> **READING PASSAGE**
—————
All of lore.kernel.org
 help / color / mirror / Atom feed
* [PATCH] perf tools: Add SPE total latency as PERF_SAMPLE_WEIGHT
@ 2021-12-01  0:39 Namhyung Kim
  2021-12-01  5:08 ` Leo Yan
  0 siblings, 1 reply; 3+ messages in thread
From: Namhyung Kim @ 2021-12-01  0:39 UTC (permalink / raw)
  To: Arnaldo Carvalho de Melo, Jiri Olsa
  Cc: Ingo Molnar, Peter Zijlstra, LKML, Andi Kleen, Ian Rogers,
	Stephane Eranian, German Gomez, Leo Yan, Mark Rutland

Use total latency info in the SPE counter packet as sample weight so
that we can see it in local_weight and (global) weight sort keys.

Maybe we can use PERF_SAMPLE_WEIGHT_STRUCT to support ins_lat as well
but I'm not sure which latency it matches.  So just adding total
latency first.

Cc: German Gomez <german.gomez@arm.com>
Cc: Leo Yan <leo.yan@linaro.org>
Cc: Mark Rutland <mark.rutland@arm.com>
Signed-off-by: Namhyung Kim <namhyung@kernel.org>
---
 tools/perf/util/arm-spe-decoder/arm-spe-decoder.c | 2 ++
 tools/perf/util/arm-spe-decoder/arm-spe-decoder.h | 1 +
 tools/perf/util/arm-spe.c                         | 4 +++-
 3 files changed, 6 insertions(+), 1 deletion(-)

diff --git a/tools/perf/util/arm-spe-decoder/arm-spe-decoder.c b/tools/perf/util/arm-spe-decoder/arm-spe-decoder.c
index 3fc528c9270c..5e390a1a79ab 100644
--- a/tools/perf/util/arm-spe-decoder/arm-spe-decoder.c
+++ b/tools/perf/util/arm-spe-decoder/arm-spe-decoder.c
@@ -179,6 +179,8 @@ static int arm_spe_read_record(struct arm_spe_decoder *decoder)
 				decoder->record.phys_addr = ip;
 			break;
 		case ARM_SPE_COUNTER:
+			if (idx == SPE_CNT_PKT_HDR_INDEX_TOTAL_LAT)
—————
> **WRITTEN REQUEST A**
Update the records from the line with "category-title: 동작 bbox=[14, 14, 53, 38]" to the line with "glide-to-label: (으)로 이동", replacing "turn-degrees-label" with "rotation-label" and leaving everything else unchanged.
> **WRITTEN REQUEST B**
Go on with the perf tools SPE latency patch from the point where it stops.
The text and the records come from unrelated sources.

[Spatial layout data]
—————
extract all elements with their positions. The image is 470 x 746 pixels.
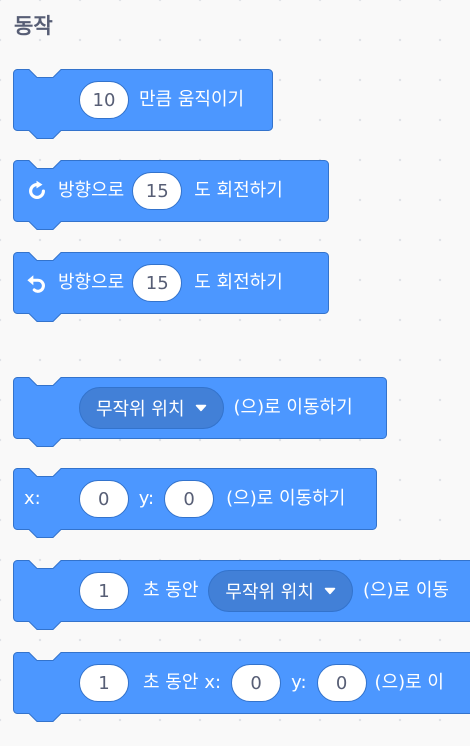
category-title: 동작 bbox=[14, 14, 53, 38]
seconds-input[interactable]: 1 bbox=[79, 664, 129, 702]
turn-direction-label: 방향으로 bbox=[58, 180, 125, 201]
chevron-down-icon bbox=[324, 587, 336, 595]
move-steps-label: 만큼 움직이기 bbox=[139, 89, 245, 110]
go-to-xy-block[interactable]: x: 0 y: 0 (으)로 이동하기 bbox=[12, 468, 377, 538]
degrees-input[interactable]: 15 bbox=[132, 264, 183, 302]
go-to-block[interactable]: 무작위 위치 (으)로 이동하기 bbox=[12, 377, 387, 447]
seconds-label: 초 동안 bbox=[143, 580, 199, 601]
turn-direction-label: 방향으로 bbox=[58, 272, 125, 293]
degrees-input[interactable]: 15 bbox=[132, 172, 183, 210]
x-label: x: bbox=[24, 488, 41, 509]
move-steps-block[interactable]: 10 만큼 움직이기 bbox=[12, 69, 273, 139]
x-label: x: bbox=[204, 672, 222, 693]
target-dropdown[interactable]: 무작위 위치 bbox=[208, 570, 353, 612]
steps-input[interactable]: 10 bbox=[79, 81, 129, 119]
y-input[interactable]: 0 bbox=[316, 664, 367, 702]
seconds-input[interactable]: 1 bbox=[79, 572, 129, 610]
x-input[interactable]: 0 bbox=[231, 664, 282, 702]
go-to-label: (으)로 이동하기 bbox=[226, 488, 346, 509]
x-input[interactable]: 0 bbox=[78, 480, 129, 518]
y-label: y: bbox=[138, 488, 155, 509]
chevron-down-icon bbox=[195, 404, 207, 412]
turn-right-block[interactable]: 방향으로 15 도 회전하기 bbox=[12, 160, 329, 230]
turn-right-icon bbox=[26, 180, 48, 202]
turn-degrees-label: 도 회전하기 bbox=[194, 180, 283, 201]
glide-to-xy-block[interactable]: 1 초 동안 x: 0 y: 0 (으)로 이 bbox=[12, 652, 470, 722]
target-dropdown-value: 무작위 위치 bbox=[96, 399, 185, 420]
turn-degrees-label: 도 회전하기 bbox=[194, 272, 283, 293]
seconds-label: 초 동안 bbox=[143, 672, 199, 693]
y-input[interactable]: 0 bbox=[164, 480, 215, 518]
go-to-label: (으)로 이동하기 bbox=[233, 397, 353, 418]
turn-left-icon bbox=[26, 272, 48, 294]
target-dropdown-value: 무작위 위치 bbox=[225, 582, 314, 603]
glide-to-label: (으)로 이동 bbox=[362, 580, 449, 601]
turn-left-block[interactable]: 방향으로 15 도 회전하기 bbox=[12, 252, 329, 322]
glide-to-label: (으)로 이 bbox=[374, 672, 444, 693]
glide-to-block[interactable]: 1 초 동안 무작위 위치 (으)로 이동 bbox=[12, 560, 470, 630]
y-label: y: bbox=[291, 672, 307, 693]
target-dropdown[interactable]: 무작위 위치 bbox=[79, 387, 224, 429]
—————
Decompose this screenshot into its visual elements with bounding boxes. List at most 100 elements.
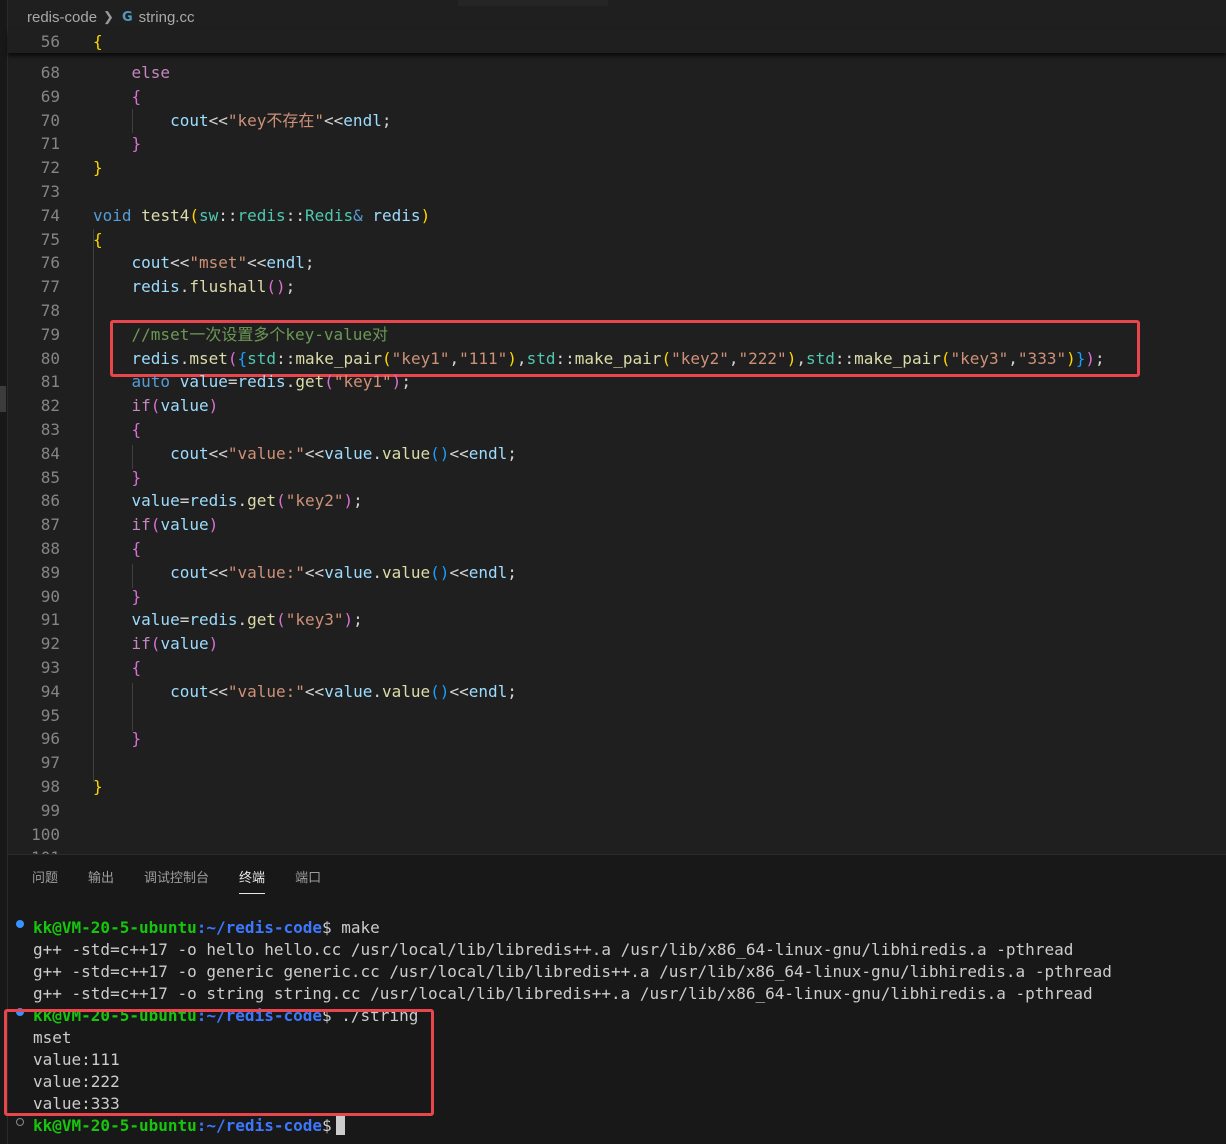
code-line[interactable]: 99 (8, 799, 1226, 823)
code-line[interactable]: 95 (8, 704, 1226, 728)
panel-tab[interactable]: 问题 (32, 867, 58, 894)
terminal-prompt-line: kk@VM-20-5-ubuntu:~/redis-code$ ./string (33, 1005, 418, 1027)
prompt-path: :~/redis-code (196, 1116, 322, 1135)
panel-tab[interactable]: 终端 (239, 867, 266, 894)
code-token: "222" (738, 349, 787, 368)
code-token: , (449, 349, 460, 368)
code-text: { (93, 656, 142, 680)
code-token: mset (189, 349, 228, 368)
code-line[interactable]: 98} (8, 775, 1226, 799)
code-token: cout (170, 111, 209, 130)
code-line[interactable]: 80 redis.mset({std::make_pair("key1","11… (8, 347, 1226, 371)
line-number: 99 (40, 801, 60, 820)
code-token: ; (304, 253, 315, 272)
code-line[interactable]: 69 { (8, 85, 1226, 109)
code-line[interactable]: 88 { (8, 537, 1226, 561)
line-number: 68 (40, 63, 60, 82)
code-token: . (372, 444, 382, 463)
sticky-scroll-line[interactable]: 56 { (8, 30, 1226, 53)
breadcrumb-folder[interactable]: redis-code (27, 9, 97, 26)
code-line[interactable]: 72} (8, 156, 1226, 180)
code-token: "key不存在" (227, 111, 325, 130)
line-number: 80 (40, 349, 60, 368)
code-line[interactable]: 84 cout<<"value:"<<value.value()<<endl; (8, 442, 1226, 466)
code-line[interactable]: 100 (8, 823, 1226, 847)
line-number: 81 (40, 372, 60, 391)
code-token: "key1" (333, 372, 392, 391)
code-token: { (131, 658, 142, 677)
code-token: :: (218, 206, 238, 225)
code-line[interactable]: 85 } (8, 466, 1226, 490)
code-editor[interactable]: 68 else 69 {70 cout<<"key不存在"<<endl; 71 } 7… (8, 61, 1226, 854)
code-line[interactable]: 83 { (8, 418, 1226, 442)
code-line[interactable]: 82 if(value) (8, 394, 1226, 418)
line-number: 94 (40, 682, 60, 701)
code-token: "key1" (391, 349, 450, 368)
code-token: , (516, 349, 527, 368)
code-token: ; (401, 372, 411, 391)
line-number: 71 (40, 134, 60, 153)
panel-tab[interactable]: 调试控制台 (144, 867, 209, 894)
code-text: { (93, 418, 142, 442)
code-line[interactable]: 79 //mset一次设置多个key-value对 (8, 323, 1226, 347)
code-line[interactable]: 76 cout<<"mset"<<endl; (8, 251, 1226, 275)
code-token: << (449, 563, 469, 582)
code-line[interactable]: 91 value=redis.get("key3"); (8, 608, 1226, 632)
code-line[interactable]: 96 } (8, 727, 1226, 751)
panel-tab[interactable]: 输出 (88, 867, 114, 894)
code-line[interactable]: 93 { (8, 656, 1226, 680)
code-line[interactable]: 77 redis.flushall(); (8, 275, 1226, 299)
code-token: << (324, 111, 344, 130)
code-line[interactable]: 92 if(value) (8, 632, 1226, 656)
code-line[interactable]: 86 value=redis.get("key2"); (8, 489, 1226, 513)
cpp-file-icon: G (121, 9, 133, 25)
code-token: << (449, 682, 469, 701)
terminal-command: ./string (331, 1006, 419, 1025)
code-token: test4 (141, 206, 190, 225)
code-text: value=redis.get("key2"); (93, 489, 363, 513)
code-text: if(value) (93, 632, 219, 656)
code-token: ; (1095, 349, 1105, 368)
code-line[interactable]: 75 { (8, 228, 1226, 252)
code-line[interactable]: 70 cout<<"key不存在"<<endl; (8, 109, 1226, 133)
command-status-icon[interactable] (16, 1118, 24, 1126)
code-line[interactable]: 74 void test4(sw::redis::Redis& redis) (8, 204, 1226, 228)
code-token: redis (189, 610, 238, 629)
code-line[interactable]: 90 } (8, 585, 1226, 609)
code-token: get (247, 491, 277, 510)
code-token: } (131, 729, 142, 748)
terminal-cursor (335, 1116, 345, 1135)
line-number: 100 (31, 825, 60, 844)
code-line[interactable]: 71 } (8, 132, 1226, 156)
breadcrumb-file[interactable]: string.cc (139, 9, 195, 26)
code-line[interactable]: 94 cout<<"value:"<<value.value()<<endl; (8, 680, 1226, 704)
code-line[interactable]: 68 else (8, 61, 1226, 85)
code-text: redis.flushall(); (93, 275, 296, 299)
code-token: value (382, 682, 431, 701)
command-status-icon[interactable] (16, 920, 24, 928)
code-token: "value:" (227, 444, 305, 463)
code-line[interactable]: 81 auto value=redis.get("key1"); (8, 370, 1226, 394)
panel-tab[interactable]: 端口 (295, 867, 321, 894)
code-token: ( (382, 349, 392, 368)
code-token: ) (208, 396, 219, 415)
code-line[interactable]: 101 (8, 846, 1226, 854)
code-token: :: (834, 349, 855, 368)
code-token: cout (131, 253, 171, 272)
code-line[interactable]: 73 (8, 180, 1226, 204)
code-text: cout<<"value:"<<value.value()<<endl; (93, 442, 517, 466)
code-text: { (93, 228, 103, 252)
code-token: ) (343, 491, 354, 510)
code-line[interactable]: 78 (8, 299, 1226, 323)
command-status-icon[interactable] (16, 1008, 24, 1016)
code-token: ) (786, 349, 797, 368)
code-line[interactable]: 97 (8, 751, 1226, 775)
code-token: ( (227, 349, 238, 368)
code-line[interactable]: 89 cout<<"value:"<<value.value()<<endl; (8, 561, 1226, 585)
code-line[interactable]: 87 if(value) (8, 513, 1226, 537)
—————
> **RESULT A**
category-title: 동작 bbox=[14, 14, 53, 38]
seconds-input[interactable]: 1 bbox=[79, 664, 129, 702]
turn-direction-label: 방향으로 bbox=[58, 180, 125, 201]
chevron-down-icon bbox=[324, 587, 336, 595]
move-steps-label: 만큼 움직이기 bbox=[139, 89, 245, 110]
go-to-xy-block[interactable]: x: 0 y: 0 (으)로 이동하기 bbox=[12, 468, 377, 538]
degrees-input[interactable]: 15 bbox=[132, 264, 183, 302]
go-to-block[interactable]: 무작위 위치 (으)로 이동하기 bbox=[12, 377, 387, 447]
seconds-label: 초 동안 bbox=[143, 580, 199, 601]
turn-direction-label: 방향으로 bbox=[58, 272, 125, 293]
degrees-input[interactable]: 15 bbox=[132, 172, 183, 210]
x-label: x: bbox=[24, 488, 41, 509]
move-steps-block[interactable]: 10 만큼 움직이기 bbox=[12, 69, 273, 139]
x-label: x: bbox=[204, 672, 222, 693]
target-dropdown[interactable]: 무작위 위치 bbox=[208, 570, 353, 612]
steps-input[interactable]: 10 bbox=[79, 81, 129, 119]
y-input[interactable]: 0 bbox=[316, 664, 367, 702]
seconds-input[interactable]: 1 bbox=[79, 572, 129, 610]
x-input[interactable]: 0 bbox=[231, 664, 282, 702]
go-to-label: (으)로 이동하기 bbox=[226, 488, 346, 509]
x-input[interactable]: 0 bbox=[78, 480, 129, 518]
y-label: y: bbox=[138, 488, 155, 509]
chevron-down-icon bbox=[195, 404, 207, 412]
turn-right-block[interactable]: 방향으로 15 도 회전하기 bbox=[12, 160, 329, 230]
turn-right-icon bbox=[26, 180, 48, 202]
rotation-label: 도 회전하기 bbox=[194, 180, 283, 201]
glide-to-xy-block[interactable]: 1 초 동안 x: 0 y: 0 (으)로 이 bbox=[12, 652, 470, 722]
target-dropdown-value: 무작위 위치 bbox=[96, 399, 185, 420]
rotation-label: 도 회전하기 bbox=[194, 272, 283, 293]
seconds-label: 초 동안 bbox=[143, 672, 199, 693]
y-input[interactable]: 0 bbox=[164, 480, 215, 518]
go-to-label: (으)로 이동하기 bbox=[233, 397, 353, 418]
turn-left-icon bbox=[26, 272, 48, 294]
target-dropdown-value: 무작위 위치 bbox=[225, 582, 314, 603]
glide-to-label: (으)로 이동 bbox=[362, 580, 449, 601]

> **RESULT B**
+				decoder->record.latency = payload;
 			break;
 		case ARM_SPE_CONTEXT:
 			decoder->record.context_id = payload;
diff --git a/tools/perf/util/arm-spe-decoder/arm-spe-decoder.h b/tools/perf/util/arm-spe-decoder/arm-spe-decoder.h
index 46a8556a9e95..69b31084d6be 100644
--- a/tools/perf/util/arm-spe-decoder/arm-spe-decoder.h
+++ b/tools/perf/util/arm-spe-decoder/arm-spe-decoder.h
@@ -33,6 +33,7 @@ struct arm_spe_record {
 	enum arm_spe_sample_type type;
 	int err;
 	u32 op;
+	u32 latency;
 	u64 from_ip;
 	u64 to_ip;
 	u64 timestamp;
diff --git a/tools/perf/util/arm-spe.c b/tools/perf/util/arm-spe.c
index 4748bcfe61de..a756325c72a7 100644
--- a/tools/perf/util/arm-spe.c
+++ b/tools/perf/util/arm-spe.c
@@ -317,6 +317,7 @@ static int arm_spe__synth_mem_sample(struct arm_spe_queue *speq,
 	sample.addr = record->virt_addr;
 	sample.phys_addr = record->phys_addr;
 	sample.data_src = data_src;
+	sample.weight = record->latency;
 
 	return arm_spe_deliver_synth_event(spe, speq, event, &sample);
 }
@@ -980,7 +981,8 @@ arm_spe_synth_events(struct arm_spe *spe, struct perf_session *session)
 	attr.type = PERF_TYPE_HARDWARE;
 	attr.sample_type = evsel->core.attr.sample_type & PERF_SAMPLE_MASK;
 	attr.sample_type |= PERF_SAMPLE_IP | PERF_SAMPLE_TID |
-			    PERF_SAMPLE_PERIOD | PERF_SAMPLE_DATA_SRC;
+			    PERF_SAMPLE_PERIOD | PERF_SAMPLE_DATA_SRC |
+			    PERF_SAMPLE_WEIGHT;
 	if (spe->timeless_decoding)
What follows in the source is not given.